Saved entries

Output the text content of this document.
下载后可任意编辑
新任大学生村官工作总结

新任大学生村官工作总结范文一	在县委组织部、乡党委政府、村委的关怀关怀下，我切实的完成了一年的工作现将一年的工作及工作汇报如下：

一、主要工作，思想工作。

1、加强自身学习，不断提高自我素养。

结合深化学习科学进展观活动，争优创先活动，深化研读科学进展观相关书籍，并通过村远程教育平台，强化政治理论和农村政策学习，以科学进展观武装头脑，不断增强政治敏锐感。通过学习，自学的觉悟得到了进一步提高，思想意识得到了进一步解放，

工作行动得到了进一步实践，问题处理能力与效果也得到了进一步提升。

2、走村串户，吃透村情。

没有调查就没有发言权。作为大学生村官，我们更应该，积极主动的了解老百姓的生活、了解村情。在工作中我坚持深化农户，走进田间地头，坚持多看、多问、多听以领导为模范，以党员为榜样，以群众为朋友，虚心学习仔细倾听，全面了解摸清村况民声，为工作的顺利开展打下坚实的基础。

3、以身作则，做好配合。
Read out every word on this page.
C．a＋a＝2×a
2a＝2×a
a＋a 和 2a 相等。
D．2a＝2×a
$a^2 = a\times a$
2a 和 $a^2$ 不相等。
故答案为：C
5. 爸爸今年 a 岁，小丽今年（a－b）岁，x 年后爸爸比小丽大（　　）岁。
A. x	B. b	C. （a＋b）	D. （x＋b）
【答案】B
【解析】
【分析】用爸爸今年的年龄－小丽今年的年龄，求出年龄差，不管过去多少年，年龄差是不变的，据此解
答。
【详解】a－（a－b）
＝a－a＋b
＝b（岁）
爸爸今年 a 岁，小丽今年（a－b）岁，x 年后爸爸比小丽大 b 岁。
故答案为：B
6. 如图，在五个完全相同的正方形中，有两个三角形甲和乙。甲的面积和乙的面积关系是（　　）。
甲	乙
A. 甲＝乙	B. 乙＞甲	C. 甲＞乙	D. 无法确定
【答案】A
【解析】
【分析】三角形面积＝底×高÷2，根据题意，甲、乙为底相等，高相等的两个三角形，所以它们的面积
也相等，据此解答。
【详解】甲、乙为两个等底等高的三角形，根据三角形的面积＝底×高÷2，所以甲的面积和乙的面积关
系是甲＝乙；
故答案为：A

### Stated exercise:
Return from the data every line that holds "年后爸爸比小丽大".

### Task response:
5. 爸爸今年 a 岁，小丽今年（a－b）岁，x 年后爸爸比小丽大（　　）岁。
爸爸今年 a 岁，小丽今年（a－b）岁，x 年后爸爸比小丽大 b 岁。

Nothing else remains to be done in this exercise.